Your task:
Rewrite the records as a JSON list of strings, one string per line with blank lines omitted, running from the start of the records through the line that contains "chevron-up-icon[interactable]: [520, 524, 530, 530]", inclusive.

((

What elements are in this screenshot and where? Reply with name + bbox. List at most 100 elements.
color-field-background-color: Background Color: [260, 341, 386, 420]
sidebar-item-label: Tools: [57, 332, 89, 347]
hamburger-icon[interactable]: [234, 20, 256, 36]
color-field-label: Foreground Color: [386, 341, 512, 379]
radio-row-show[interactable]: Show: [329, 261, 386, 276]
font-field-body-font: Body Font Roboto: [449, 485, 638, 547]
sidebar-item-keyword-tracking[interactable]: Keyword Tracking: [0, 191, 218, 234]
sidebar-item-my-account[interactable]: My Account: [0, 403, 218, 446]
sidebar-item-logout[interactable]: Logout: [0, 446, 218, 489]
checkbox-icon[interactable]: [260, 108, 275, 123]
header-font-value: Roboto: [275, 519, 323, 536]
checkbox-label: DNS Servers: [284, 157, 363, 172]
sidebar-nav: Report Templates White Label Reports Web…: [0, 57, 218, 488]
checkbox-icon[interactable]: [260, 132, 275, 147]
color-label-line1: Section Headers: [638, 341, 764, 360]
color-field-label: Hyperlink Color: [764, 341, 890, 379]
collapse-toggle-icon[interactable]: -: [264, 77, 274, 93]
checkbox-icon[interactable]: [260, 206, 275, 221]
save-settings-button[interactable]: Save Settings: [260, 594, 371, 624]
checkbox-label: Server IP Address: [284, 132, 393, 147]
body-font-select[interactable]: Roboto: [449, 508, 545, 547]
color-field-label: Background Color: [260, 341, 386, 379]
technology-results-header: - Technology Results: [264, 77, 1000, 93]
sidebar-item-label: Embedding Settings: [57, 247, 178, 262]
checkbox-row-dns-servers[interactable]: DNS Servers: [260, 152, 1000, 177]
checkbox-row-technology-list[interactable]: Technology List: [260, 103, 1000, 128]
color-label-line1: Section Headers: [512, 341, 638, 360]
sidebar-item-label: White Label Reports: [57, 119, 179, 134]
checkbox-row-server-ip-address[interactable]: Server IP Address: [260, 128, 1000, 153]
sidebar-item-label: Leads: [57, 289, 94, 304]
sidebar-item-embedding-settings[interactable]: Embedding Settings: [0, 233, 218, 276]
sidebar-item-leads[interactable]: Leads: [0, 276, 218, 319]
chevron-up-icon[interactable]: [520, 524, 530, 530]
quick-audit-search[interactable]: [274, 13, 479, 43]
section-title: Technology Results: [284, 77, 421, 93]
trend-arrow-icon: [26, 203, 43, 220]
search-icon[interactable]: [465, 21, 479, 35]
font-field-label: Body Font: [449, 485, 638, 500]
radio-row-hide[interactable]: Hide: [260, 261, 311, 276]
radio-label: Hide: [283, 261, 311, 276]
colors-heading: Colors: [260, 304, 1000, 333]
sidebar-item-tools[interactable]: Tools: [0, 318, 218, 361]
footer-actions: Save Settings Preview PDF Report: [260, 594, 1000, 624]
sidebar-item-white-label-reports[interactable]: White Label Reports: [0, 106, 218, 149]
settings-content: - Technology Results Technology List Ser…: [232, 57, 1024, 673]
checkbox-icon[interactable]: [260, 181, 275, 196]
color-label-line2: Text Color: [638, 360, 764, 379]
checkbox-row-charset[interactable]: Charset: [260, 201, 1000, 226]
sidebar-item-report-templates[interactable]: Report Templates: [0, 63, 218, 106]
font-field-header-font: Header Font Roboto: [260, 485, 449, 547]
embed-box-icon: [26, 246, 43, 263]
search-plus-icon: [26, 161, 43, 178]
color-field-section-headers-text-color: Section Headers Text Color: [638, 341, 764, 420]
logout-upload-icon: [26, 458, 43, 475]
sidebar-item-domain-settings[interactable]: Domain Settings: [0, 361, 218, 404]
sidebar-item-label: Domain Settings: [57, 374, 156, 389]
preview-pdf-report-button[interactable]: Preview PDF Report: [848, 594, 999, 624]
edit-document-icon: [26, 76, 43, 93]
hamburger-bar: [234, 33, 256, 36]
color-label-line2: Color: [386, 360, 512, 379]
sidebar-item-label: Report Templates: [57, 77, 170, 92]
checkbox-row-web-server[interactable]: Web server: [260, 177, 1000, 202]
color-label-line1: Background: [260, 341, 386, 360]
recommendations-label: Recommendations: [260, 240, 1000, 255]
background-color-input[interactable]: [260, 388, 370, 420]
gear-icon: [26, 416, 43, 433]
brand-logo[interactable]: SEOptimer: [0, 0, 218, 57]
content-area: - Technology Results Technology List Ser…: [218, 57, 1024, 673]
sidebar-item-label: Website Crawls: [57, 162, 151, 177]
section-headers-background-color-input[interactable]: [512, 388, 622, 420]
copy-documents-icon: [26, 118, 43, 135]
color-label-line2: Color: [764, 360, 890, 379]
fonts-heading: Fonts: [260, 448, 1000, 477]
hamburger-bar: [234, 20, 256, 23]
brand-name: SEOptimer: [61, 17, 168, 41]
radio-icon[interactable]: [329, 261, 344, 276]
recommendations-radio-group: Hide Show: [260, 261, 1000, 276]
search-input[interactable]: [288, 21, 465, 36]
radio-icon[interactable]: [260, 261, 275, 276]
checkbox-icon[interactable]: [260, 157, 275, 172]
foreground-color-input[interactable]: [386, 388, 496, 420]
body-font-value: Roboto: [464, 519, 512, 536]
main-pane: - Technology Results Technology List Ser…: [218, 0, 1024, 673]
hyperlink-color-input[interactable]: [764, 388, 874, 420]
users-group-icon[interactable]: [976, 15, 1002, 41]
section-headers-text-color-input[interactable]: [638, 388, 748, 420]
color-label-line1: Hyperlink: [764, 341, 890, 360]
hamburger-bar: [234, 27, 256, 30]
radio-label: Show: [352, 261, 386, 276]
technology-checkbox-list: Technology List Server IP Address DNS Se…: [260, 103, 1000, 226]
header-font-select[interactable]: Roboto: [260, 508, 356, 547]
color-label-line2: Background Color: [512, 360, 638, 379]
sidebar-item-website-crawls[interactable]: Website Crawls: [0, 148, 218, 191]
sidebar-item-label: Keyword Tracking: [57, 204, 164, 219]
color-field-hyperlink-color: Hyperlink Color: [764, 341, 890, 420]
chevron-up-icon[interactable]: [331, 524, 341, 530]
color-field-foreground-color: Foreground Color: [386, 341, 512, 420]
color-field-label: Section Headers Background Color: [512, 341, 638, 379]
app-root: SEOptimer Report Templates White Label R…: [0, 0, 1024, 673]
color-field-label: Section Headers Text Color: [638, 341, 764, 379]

))

Completed exercise:
[
  "What elements are in this screenshot and where? Reply with name + bbox. List at most 100 elements.",
  "color-field-background-color: Background Color: [260, 341, 386, 420]",
  "sidebar-item-label: Tools: [57, 332, 89, 347]",
  "hamburger-icon[interactable]: [234, 20, 256, 36]",
  "color-field-label: Foreground Color: [386, 341, 512, 379]",
  "radio-row-show[interactable]: Show: [329, 261, 386, 276]",
  "font-field-body-font: Body Font Roboto: [449, 485, 638, 547]",
  "sidebar-item-keyword-tracking[interactable]: Keyword Tracking: [0, 191, 218, 234]",
  "sidebar-item-my-account[interactable]: My Account: [0, 403, 218, 446]",
  "sidebar-item-logout[interactable]: Logout: [0, 446, 218, 489]",
  "checkbox-icon[interactable]: [260, 108, 275, 123]",
  "header-font-value: Roboto: [275, 519, 323, 536]",
  "checkbox-label: DNS Servers: [284, 157, 363, 172]",
  "sidebar-nav: Report Templates White Label Reports Web…: [0, 57, 218, 488]",
  "checkbox-icon[interactable]: [260, 132, 275, 147]",
  "color-label-line1: Section Headers: [638, 341, 764, 360]",
  "color-field-label: Hyperlink Color: [764, 341, 890, 379]",
  "collapse-toggle-icon[interactable]: -: [264, 77, 274, 93]",
  "checkbox-icon[interactable]: [260, 206, 275, 221]",
  "save-settings-button[interactable]: Save Settings: [260, 594, 371, 624]",
  "checkbox-label: Server IP Address: [284, 132, 393, 147]",
  "body-font-select[interactable]: Roboto: [449, 508, 545, 547]",
  "color-field-label: Background Color: [260, 341, 386, 379]",
  "technology-results-header: - Technology Results: [264, 77, 1000, 93]",
  "sidebar-item-label: Embedding Settings: [57, 247, 178, 262]",
  "checkbox-row-dns-servers[interactable]: DNS Servers: [260, 152, 1000, 177]",
  "checkbox-row-technology-list[interactable]: Technology List: [260, 103, 1000, 128]",
  "color-label-line1: Section Headers: [512, 341, 638, 360]",
  "sidebar-item-label: White Label Reports: [57, 119, 179, 134]",
  "checkbox-row-server-ip-address[interactable]: Server IP Address: [260, 128, 1000, 153]",
  "sidebar-item-label: Leads: [57, 289, 94, 304]",
  "sidebar-item-embedding-settings[interactable]: Embedding Settings: [0, 233, 218, 276]",
  "sidebar-item-leads[interactable]: Leads: [0, 276, 218, 319]",
  "chevron-up-icon[interactable]: [520, 524, 530, 530]"
]